#### RECORDS FOR PROCESSING
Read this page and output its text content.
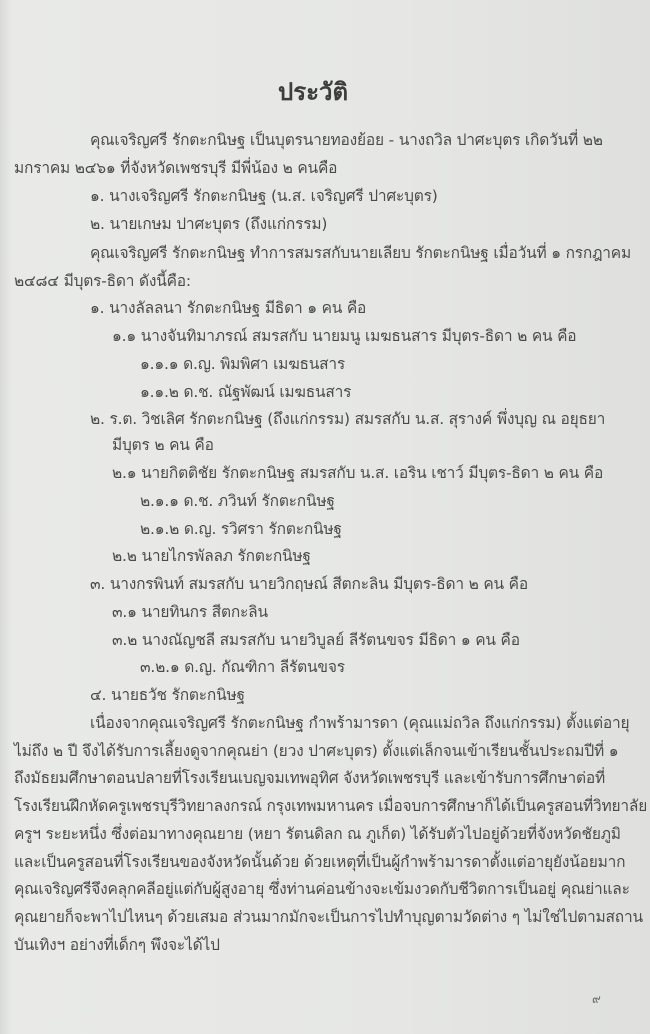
ประวัติ
คุณเจริญศรี รักตะกนิษฐ เป็นบุตรนายทองย้อย - นางถวิล ปาศะบุตร เกิดวันที่ ๒๒
มกราคม ๒๔๖๑ ที่จังหวัดเพชรบุรี มีพี่น้อง ๒ คนคือ
๑. นางเจริญศรี รักตะกนิษฐ (น.ส. เจริญศรี ปาศะบุตร)
๒. นายเกษม ปาศะบุตร (ถึงแก่กรรม)
คุณเจริญศรี รักตะกนิษฐ ทำการสมรสกับนายเลียบ รักตะกนิษฐ เมื่อวันที่ ๑ กรกฎาคม
๒๔๘๔ มีบุตร-ธิดา ดังนี้คือ:
๑. นางลัลลนา รักตะกนิษฐ มีธิดา ๑ คน คือ
๑.๑ นางจันทิมาภรณ์ สมรสกับ นายมนู เมฆธนสาร มีบุตร-ธิดา ๒ คน คือ
๑.๑.๑ ด.ญ. พิมพิศา เมฆธนสาร
๑.๑.๒ ด.ช. ณัฐพัฒน์ เมฆธนสาร
๒. ร.ต. วิชเลิศ รักตะกนิษฐ (ถึงแก่กรรม) สมรสกับ น.ส. สุรางค์ พึ่งบุญ ณ อยุธยา
มีบุตร ๒ คน คือ
๒.๑ นายกิตติชัย รักตะกนิษฐ สมรสกับ น.ส. เอริน เชาว์ มีบุตร-ธิดา ๒ คน คือ
๒.๑.๑ ด.ช. ภวินท์ รักตะกนิษฐ
๒.๑.๒ ด.ญ. รวิศรา รักตะกนิษฐ
๒.๒ นายไกรพัลลภ รักตะกนิษฐ
๓. นางกรพินท์ สมรสกับ นายวิกฤษณ์ สีตกะลิน มีบุตร-ธิดา ๒ คน คือ
๓.๑ นายทินกร สีตกะลิน
๓.๒ นางณัญชลี สมรสกับ นายวิบูลย์ ลีรัตนขจร มีธิดา ๑ คน คือ
๓.๒.๑ ด.ญ. กัณฑิกา ลีรัตนขจร
๔. นายธวัช รักตะกนิษฐ
เนื่องจากคุณเจริญศรี รักตะกนิษฐ กำพร้ามารดา (คุณแม่ถวิล ถึงแก่กรรม) ตั้งแต่อายุ
ไม่ถึง ๒ ปี จึงได้รับการเลี้ยงดูจากคุณย่า (ยวง ปาศะบุตร) ตั้งแต่เล็กจนเข้าเรียนชั้นประถมปีที่ ๑
ถึงมัธยมศึกษาตอนปลายที่โรงเรียนเบญจมเทพอุทิศ จังหวัดเพชรบุรี และเข้ารับการศึกษาต่อที่
โรงเรียนฝึกหัดครูเพชรบุรีวิทยาลงกรณ์ กรุงเทพมหานคร เมื่อจบการศึกษาก็ได้เป็นครูสอนที่วิทยาลัย
ครูฯ ระยะหนึ่ง ซึ่งต่อมาทางคุณยาย (หยา รัตนดิลก ณ ภูเก็ต) ได้รับตัวไปอยู่ด้วยที่จังหวัดชัยภูมิ
และเป็นครูสอนที่โรงเรียนของจังหวัดนั้นด้วย ด้วยเหตุที่เป็นผู้กำพร้ามารดาตั้งแต่อายุยังน้อยมาก
คุณเจริญศรีจึงคลุกคลีอยู่แต่กับผู้สูงอายุ ซึ่งท่านค่อนข้างจะเข้มงวดกับชีวิตการเป็นอยู่ คุณย่าและ
คุณยายก็จะพาไปไหนๆ ด้วยเสมอ ส่วนมากมักจะเป็นการไปทำบุญตามวัดต่าง ๆ ไม่ใช่ไปตามสถาน
บันเทิงฯ อย่างที่เด็กๆ พึงจะได้ไป
๙
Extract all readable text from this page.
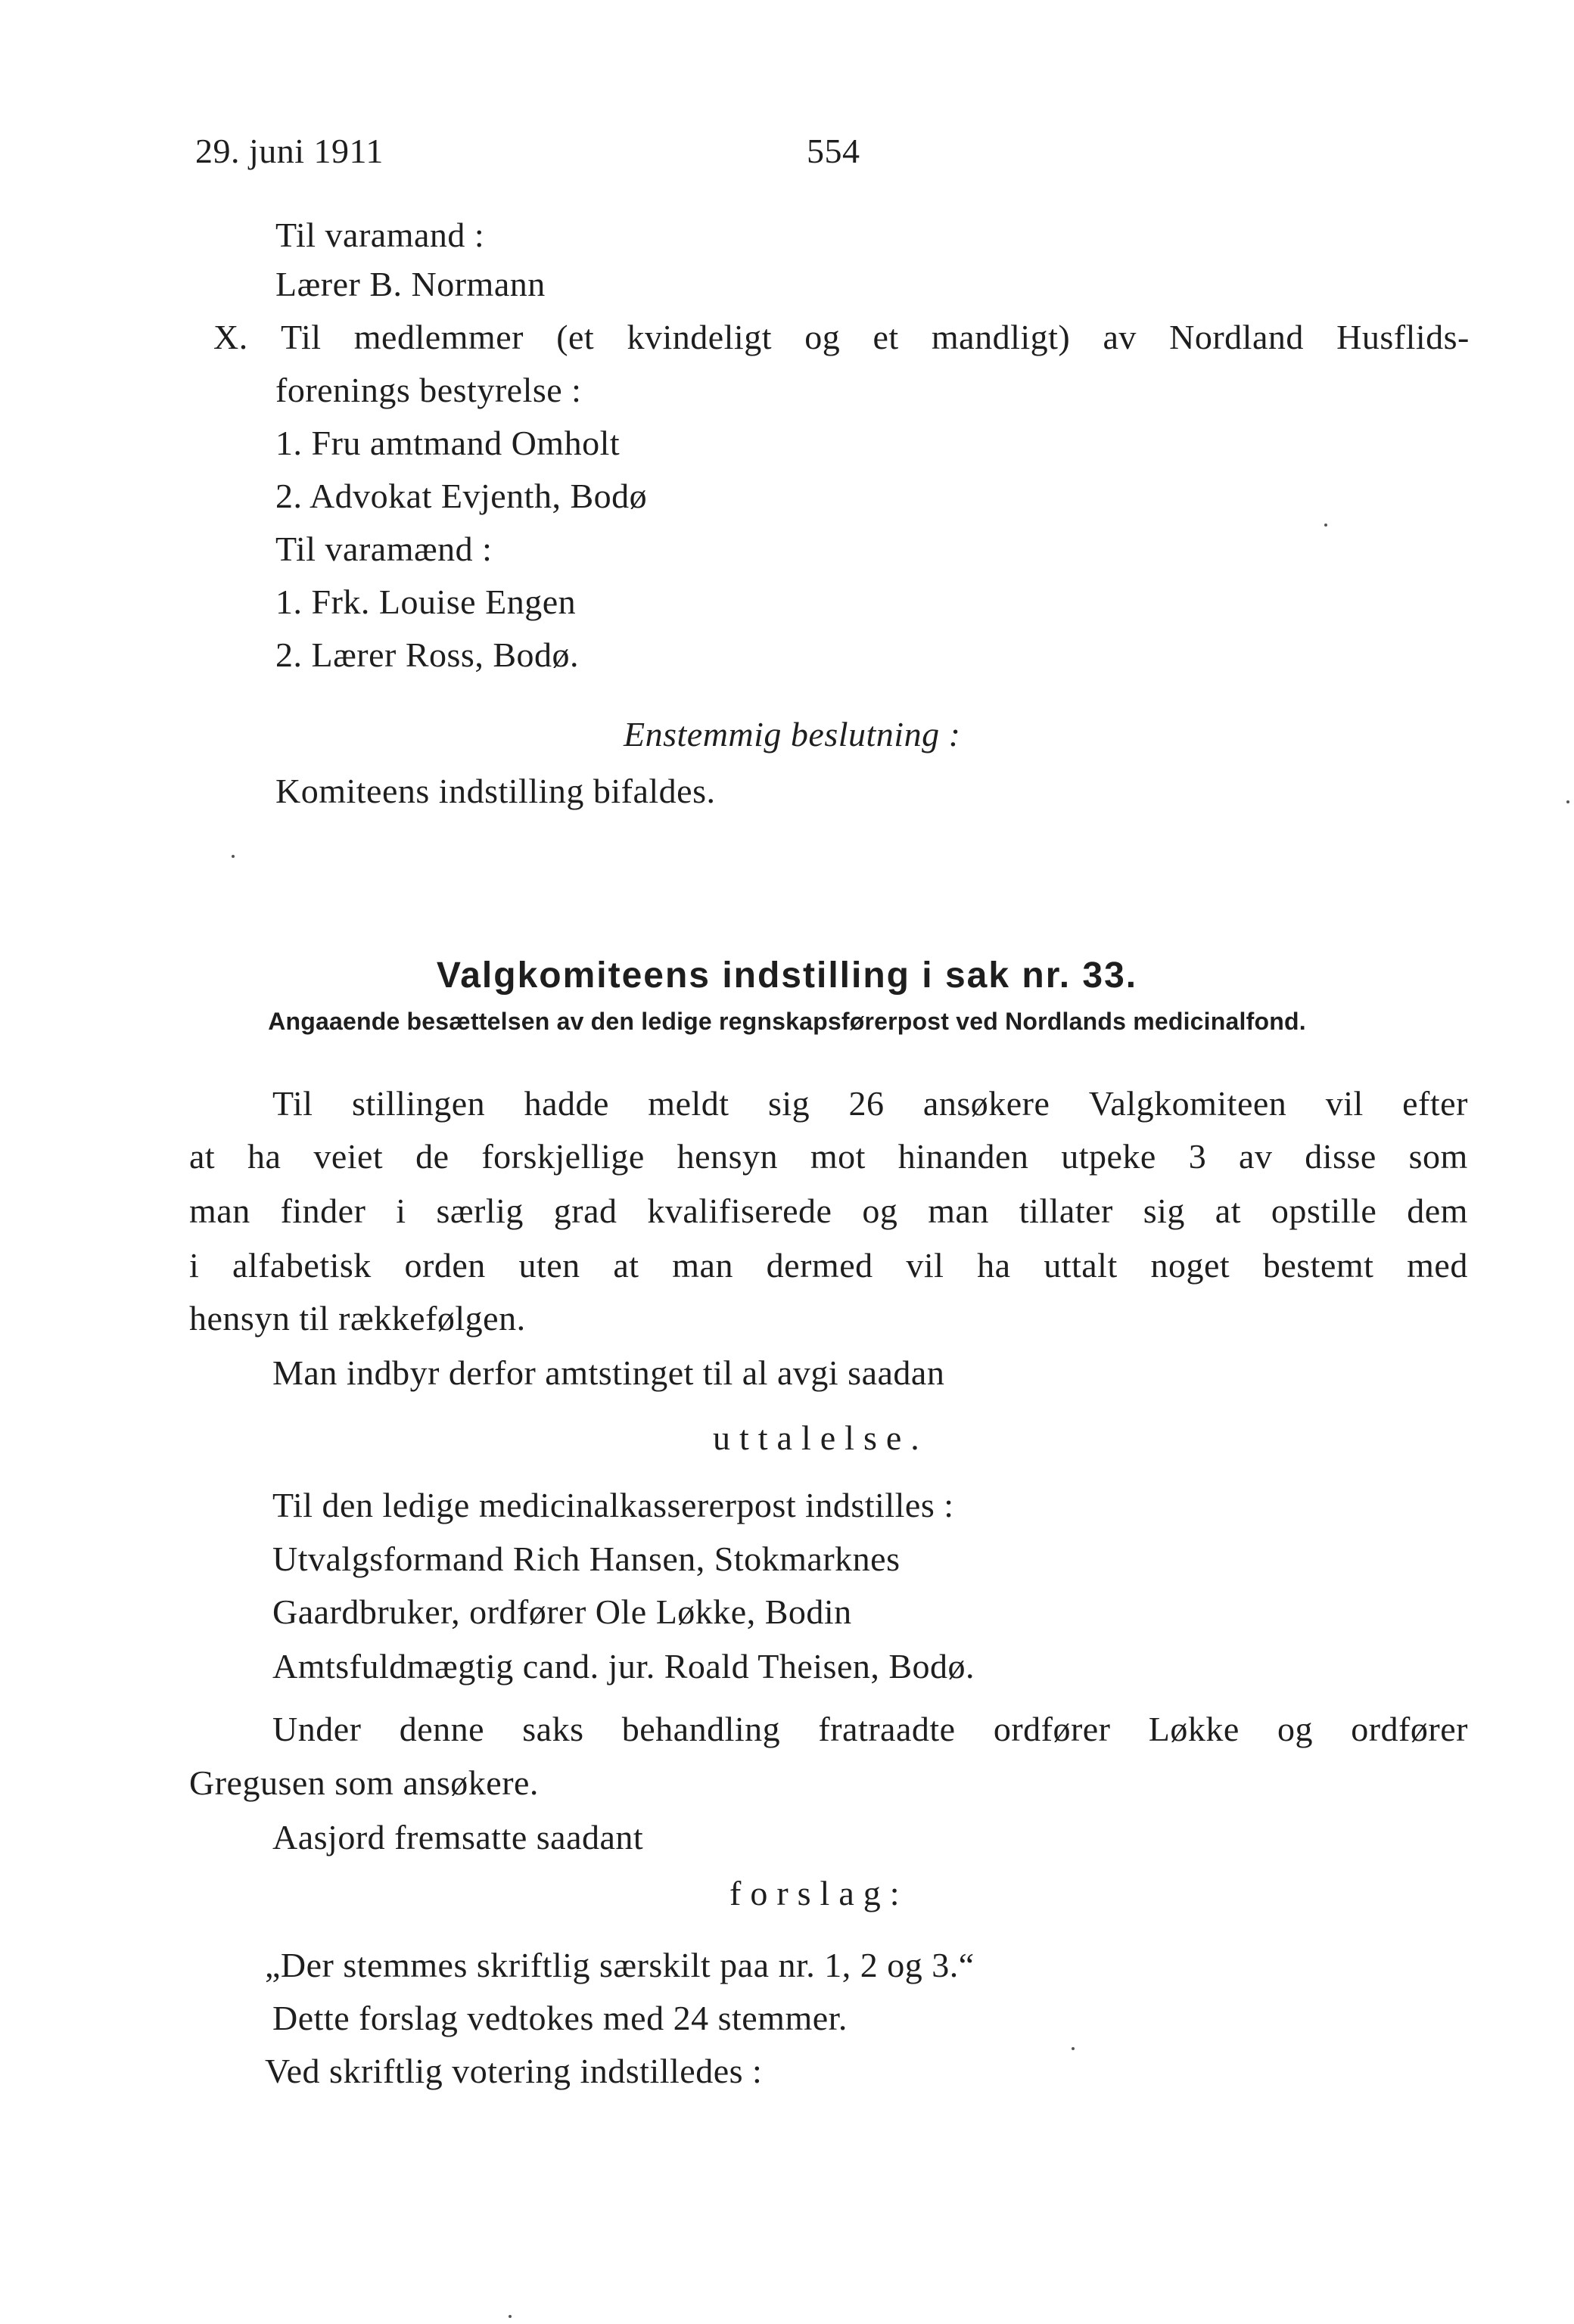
29. juni 1911	554
Til varamand :
Lærer B. Normann
X. Til medlemmer (et kvindeligt og et mandligt) av Nordland Husflids-
forenings bestyrelse :
1. Fru amtmand Omholt
2. Advokat Evjenth, Bodø
Til varamænd :
1. Frk. Louise Engen
2. Lærer Ross, Bodø.
Enstemmig beslutning :
Komiteens indstilling bifaldes.
Valgkomiteens indstilling i sak nr. 33.
Angaaende besættelsen av den ledige regnskapsførerpost ved Nordlands medicinalfond.
Til stillingen hadde meldt sig 26 ansøkere Valgkomiteen vil efter
at ha veiet de forskjellige hensyn mot hinanden utpeke 3 av disse som
man finder i særlig grad kvalifiserede og man tillater sig at opstille dem
i alfabetisk orden uten at man dermed vil ha uttalt noget bestemt med
hensyn til rækkefølgen.
Man indbyr derfor amtstinget til al avgi saadan
uttalelse.
Til den ledige medicinalkassererpost indstilles :
Utvalgsformand Rich Hansen, Stokmarknes
Gaardbruker, ordfører Ole Løkke, Bodin
Amtsfuldmægtig cand. jur. Roald Theisen, Bodø.
Under denne saks behandling fratraadte ordfører Løkke og ordfører
Gregusen som ansøkere.
Aasjord fremsatte saadant
forslag:
„Der stemmes skriftlig særskilt paa nr. 1, 2 og 3.“
Dette forslag vedtokes med 24 stemmer.
Ved skriftlig votering indstilledes :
########
**TASK TO COMPLETE:**
Ignore the images and quote every line of the listing exactly.

**FINAL RESULT:**
Read this page and output its text content.
ประวัติ
คุณเจริญศรี รักตะกนิษฐ เป็นบุตรนายทองย้อย - นางถวิล ปาศะบุตร เกิดวันที่ ๒๒
มกราคม ๒๔๖๑ ที่จังหวัดเพชรบุรี มีพี่น้อง ๒ คนคือ
๑. นางเจริญศรี รักตะกนิษฐ (น.ส. เจริญศรี ปาศะบุตร)
๒. นายเกษม ปาศะบุตร (ถึงแก่กรรม)
คุณเจริญศรี รักตะกนิษฐ ทำการสมรสกับนายเลียบ รักตะกนิษฐ เมื่อวันที่ ๑ กรกฎาคม
๒๔๘๔ มีบุตร-ธิดา ดังนี้คือ:
๑. นางลัลลนา รักตะกนิษฐ มีธิดา ๑ คน คือ
๑.๑ นางจันทิมาภรณ์ สมรสกับ นายมนู เมฆธนสาร มีบุตร-ธิดา ๒ คน คือ
๑.๑.๑ ด.ญ. พิมพิศา เมฆธนสาร
๑.๑.๒ ด.ช. ณัฐพัฒน์ เมฆธนสาร
๒. ร.ต. วิชเลิศ รักตะกนิษฐ (ถึงแก่กรรม) สมรสกับ น.ส. สุรางค์ พึ่งบุญ ณ อยุธยา
มีบุตร ๒ คน คือ
๒.๑ นายกิตติชัย รักตะกนิษฐ สมรสกับ น.ส. เอริน เชาว์ มีบุตร-ธิดา ๒ คน คือ
๒.๑.๑ ด.ช. ภวินท์ รักตะกนิษฐ
๒.๑.๒ ด.ญ. รวิศรา รักตะกนิษฐ
๒.๒ นายไกรพัลลภ รักตะกนิษฐ
๓. นางกรพินท์ สมรสกับ นายวิกฤษณ์ สีตกะลิน มีบุตร-ธิดา ๒ คน คือ
๓.๑ นายทินกร สีตกะลิน
๓.๒ นางณัญชลี สมรสกับ นายวิบูลย์ ลีรัตนขจร มีธิดา ๑ คน คือ
๓.๒.๑ ด.ญ. กัณฑิกา ลีรัตนขจร
๔. นายธวัช รักตะกนิษฐ
เนื่องจากคุณเจริญศรี รักตะกนิษฐ กำพร้ามารดา (คุณแม่ถวิล ถึงแก่กรรม) ตั้งแต่อายุ
ไม่ถึง ๒ ปี จึงได้รับการเลี้ยงดูจากคุณย่า (ยวง ปาศะบุตร) ตั้งแต่เล็กจนเข้าเรียนชั้นประถมปีที่ ๑
ถึงมัธยมศึกษาตอนปลายที่โรงเรียนเบญจมเทพอุทิศ จังหวัดเพชรบุรี และเข้ารับการศึกษาต่อที่
โรงเรียนฝึกหัดครูเพชรบุรีวิทยาลงกรณ์ กรุงเทพมหานคร เมื่อจบการศึกษาก็ได้เป็นครูสอนที่วิทยาลัย
ครูฯ ระยะหนึ่ง ซึ่งต่อมาทางคุณยาย (หยา รัตนดิลก ณ ภูเก็ต) ได้รับตัวไปอยู่ด้วยที่จังหวัดชัยภูมิ
และเป็นครูสอนที่โรงเรียนของจังหวัดนั้นด้วย ด้วยเหตุที่เป็นผู้กำพร้ามารดาตั้งแต่อายุยังน้อยมาก
คุณเจริญศรีจึงคลุกคลีอยู่แต่กับผู้สูงอายุ ซึ่งท่านค่อนข้างจะเข้มงวดกับชีวิตการเป็นอยู่ คุณย่าและ
คุณยายก็จะพาไปไหนๆ ด้วยเสมอ ส่วนมากมักจะเป็นการไปทำบุญตามวัดต่าง ๆ ไม่ใช่ไปตามสถาน
บันเทิงฯ อย่างที่เด็กๆ พึงจะได้ไป
๙
Extract all readable text from this page.
29. juni 1911	554
Til varamand :
Lærer B. Normann
X. Til medlemmer (et kvindeligt og et mandligt) av Nordland Husflids-
forenings bestyrelse :
1. Fru amtmand Omholt
2. Advokat Evjenth, Bodø
Til varamænd :
1. Frk. Louise Engen
2. Lærer Ross, Bodø.
Enstemmig beslutning :
Komiteens indstilling bifaldes.
Valgkomiteens indstilling i sak nr. 33.
Angaaende besættelsen av den ledige regnskapsførerpost ved Nordlands medicinalfond.
Til stillingen hadde meldt sig 26 ansøkere Valgkomiteen vil efter
at ha veiet de forskjellige hensyn mot hinanden utpeke 3 av disse som
man finder i særlig grad kvalifiserede og man tillater sig at opstille dem
i alfabetisk orden uten at man dermed vil ha uttalt noget bestemt med
hensyn til rækkefølgen.
Man indbyr derfor amtstinget til al avgi saadan
uttalelse.
Til den ledige medicinalkassererpost indstilles :
Utvalgsformand Rich Hansen, Stokmarknes
Gaardbruker, ordfører Ole Løkke, Bodin
Amtsfuldmægtig cand. jur. Roald Theisen, Bodø.
Under denne saks behandling fratraadte ordfører Løkke og ordfører
Gregusen som ansøkere.
Aasjord fremsatte saadant
forslag:
„Der stemmes skriftlig særskilt paa nr. 1, 2 og 3.“
Dette forslag vedtokes med 24 stemmer.
Ved skriftlig votering indstilledes :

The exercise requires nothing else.